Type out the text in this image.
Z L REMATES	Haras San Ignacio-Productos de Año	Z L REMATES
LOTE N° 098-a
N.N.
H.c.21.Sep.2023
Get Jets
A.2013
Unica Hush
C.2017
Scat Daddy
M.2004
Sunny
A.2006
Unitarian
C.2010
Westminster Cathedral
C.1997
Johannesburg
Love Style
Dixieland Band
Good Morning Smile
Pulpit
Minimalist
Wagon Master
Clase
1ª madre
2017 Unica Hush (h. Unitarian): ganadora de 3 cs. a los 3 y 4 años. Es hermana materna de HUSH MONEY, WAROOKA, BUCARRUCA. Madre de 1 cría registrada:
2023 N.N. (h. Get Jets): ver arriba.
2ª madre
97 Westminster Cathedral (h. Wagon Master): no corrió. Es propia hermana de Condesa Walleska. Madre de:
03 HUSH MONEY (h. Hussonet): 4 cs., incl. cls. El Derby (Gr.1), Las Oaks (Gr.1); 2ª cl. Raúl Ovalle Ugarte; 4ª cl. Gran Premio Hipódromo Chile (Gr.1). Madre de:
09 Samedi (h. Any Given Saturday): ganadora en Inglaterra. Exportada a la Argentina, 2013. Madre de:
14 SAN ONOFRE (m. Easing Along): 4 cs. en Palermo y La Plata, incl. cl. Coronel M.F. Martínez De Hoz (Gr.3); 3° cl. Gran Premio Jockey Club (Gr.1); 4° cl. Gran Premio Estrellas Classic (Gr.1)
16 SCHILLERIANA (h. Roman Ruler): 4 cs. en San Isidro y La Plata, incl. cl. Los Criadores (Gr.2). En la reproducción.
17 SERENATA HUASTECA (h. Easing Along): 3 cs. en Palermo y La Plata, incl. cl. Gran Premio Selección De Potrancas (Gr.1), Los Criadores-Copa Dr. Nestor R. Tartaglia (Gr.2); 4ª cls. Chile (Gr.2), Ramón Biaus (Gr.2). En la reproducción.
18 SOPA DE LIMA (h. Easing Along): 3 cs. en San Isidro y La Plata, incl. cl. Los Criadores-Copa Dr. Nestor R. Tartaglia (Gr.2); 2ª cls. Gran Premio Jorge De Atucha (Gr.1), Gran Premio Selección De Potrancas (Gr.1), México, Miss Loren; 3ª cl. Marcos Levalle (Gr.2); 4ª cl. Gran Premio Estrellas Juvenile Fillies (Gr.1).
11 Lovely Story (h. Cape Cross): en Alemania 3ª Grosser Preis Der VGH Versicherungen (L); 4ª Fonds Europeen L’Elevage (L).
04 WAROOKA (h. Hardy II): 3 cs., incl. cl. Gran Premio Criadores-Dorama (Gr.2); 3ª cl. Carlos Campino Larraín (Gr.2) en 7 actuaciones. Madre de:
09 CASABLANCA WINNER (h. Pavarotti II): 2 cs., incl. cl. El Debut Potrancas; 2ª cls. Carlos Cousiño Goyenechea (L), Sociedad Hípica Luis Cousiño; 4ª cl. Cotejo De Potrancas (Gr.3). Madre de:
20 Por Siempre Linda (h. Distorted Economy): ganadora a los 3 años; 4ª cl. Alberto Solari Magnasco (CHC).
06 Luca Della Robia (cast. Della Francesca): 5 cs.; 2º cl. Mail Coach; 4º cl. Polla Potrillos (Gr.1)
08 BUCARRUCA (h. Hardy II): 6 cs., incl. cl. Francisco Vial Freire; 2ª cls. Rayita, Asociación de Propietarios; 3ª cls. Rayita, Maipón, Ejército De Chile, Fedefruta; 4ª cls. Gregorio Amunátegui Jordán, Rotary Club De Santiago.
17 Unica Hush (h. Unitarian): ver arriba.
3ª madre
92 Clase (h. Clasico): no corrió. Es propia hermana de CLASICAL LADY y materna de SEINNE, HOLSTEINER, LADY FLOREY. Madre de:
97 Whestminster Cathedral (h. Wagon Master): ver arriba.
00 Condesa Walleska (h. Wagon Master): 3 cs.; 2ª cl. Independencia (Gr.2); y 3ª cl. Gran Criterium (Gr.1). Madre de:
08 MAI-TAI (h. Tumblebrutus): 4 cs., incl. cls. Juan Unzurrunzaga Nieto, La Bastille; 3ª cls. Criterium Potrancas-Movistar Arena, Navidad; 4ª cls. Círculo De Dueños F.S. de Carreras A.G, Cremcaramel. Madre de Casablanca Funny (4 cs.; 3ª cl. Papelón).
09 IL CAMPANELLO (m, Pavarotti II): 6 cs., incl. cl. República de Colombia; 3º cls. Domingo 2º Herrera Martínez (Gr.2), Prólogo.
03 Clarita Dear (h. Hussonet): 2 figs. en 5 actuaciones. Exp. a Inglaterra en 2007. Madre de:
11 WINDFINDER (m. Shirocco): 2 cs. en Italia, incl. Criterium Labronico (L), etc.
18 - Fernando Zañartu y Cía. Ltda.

• **AIM OF THE EXERCISE**
Transcribe the whole listing exactly.

• **RESPONSE**
Type out the text in this image.
Z L REMATES	Haras San Ignacio-Productos de Año	Z L REMATES
LOTE N° 098-a
N.N.
H.c.21.Sep.2023
Get Jets
A.2013
Unica Hush
C.2017
Scat Daddy
M.2004
Sunny
A.2006
Unitarian
C.2010
Westminster Cathedral
C.1997
Johannesburg
Love Style
Dixieland Band
Good Morning Smile
Pulpit
Minimalist
Wagon Master
Clase
1ª madre
2017 Unica Hush (h. Unitarian): ganadora de 3 cs. a los 3 y 4 años. Es hermana materna de HUSH MONEY, WAROOKA, BUCARRUCA. Madre de 1 cría registrada:
2023 N.N. (h. Get Jets): ver arriba.
2ª madre
97 Westminster Cathedral (h. Wagon Master): no corrió. Es propia hermana de Condesa Walleska. Madre de:
03 HUSH MONEY (h. Hussonet): 4 cs., incl. cls. El Derby (Gr.1), Las Oaks (Gr.1); 2ª cl. Raúl Ovalle Ugarte; 4ª cl. Gran Premio Hipódromo Chile (Gr.1). Madre de:
09 Samedi (h. Any Given Saturday): ganadora en Inglaterra. Exportada a la Argentina, 2013. Madre de:
14 SAN ONOFRE (m. Easing Along): 4 cs. en Palermo y La Plata, incl. cl. Coronel M.F. Martínez De Hoz (Gr.3); 3° cl. Gran Premio Jockey Club (Gr.1); 4° cl. Gran Premio Estrellas Classic (Gr.1)
16 SCHILLERIANA (h. Roman Ruler): 4 cs. en San Isidro y La Plata, incl. cl. Los Criadores (Gr.2). En la reproducción.
17 SERENATA HUASTECA (h. Easing Along): 3 cs. en Palermo y La Plata, incl. cl. Gran Premio Selección De Potrancas (Gr.1), Los Criadores-Copa Dr. Nestor R. Tartaglia (Gr.2); 4ª cls. Chile (Gr.2), Ramón Biaus (Gr.2). En la reproducción.
18 SOPA DE LIMA (h. Easing Along): 3 cs. en San Isidro y La Plata, incl. cl. Los Criadores-Copa Dr. Nestor R. Tartaglia (Gr.2); 2ª cls. Gran Premio Jorge De Atucha (Gr.1), Gran Premio Selección De Potrancas (Gr.1), México, Miss Loren; 3ª cl. Marcos Levalle (Gr.2); 4ª cl. Gran Premio Estrellas Juvenile Fillies (Gr.1).
11 Lovely Story (h. Cape Cross): en Alemania 3ª Grosser Preis Der VGH Versicherungen (L); 4ª Fonds Europeen L’Elevage (L).
04 WAROOKA (h. Hardy II): 3 cs., incl. cl. Gran Premio Criadores-Dorama (Gr.2); 3ª cl. Carlos Campino Larraín (Gr.2) en 7 actuaciones. Madre de:
09 CASABLANCA WINNER (h. Pavarotti II): 2 cs., incl. cl. El Debut Potrancas; 2ª cls. Carlos Cousiño Goyenechea (L), Sociedad Hípica Luis Cousiño; 4ª cl. Cotejo De Potrancas (Gr.3). Madre de:
20 Por Siempre Linda (h. Distorted Economy): ganadora a los 3 años; 4ª cl. Alberto Solari Magnasco (CHC).
06 Luca Della Robia (cast. Della Francesca): 5 cs.; 2º cl. Mail Coach; 4º cl. Polla Potrillos (Gr.1)
08 BUCARRUCA (h. Hardy II): 6 cs., incl. cl. Francisco Vial Freire; 2ª cls. Rayita, Asociación de Propietarios; 3ª cls. Rayita, Maipón, Ejército De Chile, Fedefruta; 4ª cls. Gregorio Amunátegui Jordán, Rotary Club De Santiago.
17 Unica Hush (h. Unitarian): ver arriba.
3ª madre
92 Clase (h. Clasico): no corrió. Es propia hermana de CLASICAL LADY y materna de SEINNE, HOLSTEINER, LADY FLOREY. Madre de:
97 Whestminster Cathedral (h. Wagon Master): ver arriba.
00 Condesa Walleska (h. Wagon Master): 3 cs.; 2ª cl. Independencia (Gr.2); y 3ª cl. Gran Criterium (Gr.1). Madre de:
08 MAI-TAI (h. Tumblebrutus): 4 cs., incl. cls. Juan Unzurrunzaga Nieto, La Bastille; 3ª cls. Criterium Potrancas-Movistar Arena, Navidad; 4ª cls. Círculo De Dueños F.S. de Carreras A.G, Cremcaramel. Madre de Casablanca Funny (4 cs.; 3ª cl. Papelón).
09 IL CAMPANELLO (m, Pavarotti II): 6 cs., incl. cl. República de Colombia; 3º cls. Domingo 2º Herrera Martínez (Gr.2), Prólogo.
03 Clarita Dear (h. Hussonet): 2 figs. en 5 actuaciones. Exp. a Inglaterra en 2007. Madre de:
11 WINDFINDER (m. Shirocco): 2 cs. en Italia, incl. Criterium Labronico (L), etc.
18 - Fernando Zañartu y Cía. Ltda.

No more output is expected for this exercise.